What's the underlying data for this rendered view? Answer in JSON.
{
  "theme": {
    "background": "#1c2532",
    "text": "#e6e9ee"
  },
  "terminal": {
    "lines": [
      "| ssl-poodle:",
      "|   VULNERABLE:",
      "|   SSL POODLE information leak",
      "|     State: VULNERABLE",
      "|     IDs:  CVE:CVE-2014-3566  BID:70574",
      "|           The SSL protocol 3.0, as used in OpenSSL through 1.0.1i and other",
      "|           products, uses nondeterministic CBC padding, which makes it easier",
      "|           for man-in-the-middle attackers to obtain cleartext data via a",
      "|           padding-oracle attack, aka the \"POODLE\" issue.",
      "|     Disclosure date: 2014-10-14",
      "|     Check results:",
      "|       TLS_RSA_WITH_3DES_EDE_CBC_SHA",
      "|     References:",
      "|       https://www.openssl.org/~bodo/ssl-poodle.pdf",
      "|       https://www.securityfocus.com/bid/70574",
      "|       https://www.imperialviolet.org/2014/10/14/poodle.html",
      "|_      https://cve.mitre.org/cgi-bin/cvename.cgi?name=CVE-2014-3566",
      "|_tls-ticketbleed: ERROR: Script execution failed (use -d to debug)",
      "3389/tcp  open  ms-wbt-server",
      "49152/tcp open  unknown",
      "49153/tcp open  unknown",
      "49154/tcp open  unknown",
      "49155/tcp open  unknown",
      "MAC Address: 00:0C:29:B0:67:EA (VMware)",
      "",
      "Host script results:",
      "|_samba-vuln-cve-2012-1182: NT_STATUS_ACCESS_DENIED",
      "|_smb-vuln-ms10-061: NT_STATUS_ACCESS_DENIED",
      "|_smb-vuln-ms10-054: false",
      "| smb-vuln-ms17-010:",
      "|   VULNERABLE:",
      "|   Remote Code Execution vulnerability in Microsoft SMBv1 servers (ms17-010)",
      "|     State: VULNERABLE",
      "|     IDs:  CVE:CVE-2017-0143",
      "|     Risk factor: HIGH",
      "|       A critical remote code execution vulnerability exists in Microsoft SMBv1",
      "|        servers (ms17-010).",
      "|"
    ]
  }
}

--------

**Directions for this task**
State how many lines in the records above contain the word "padding", giving only the number.

**Final answer**
2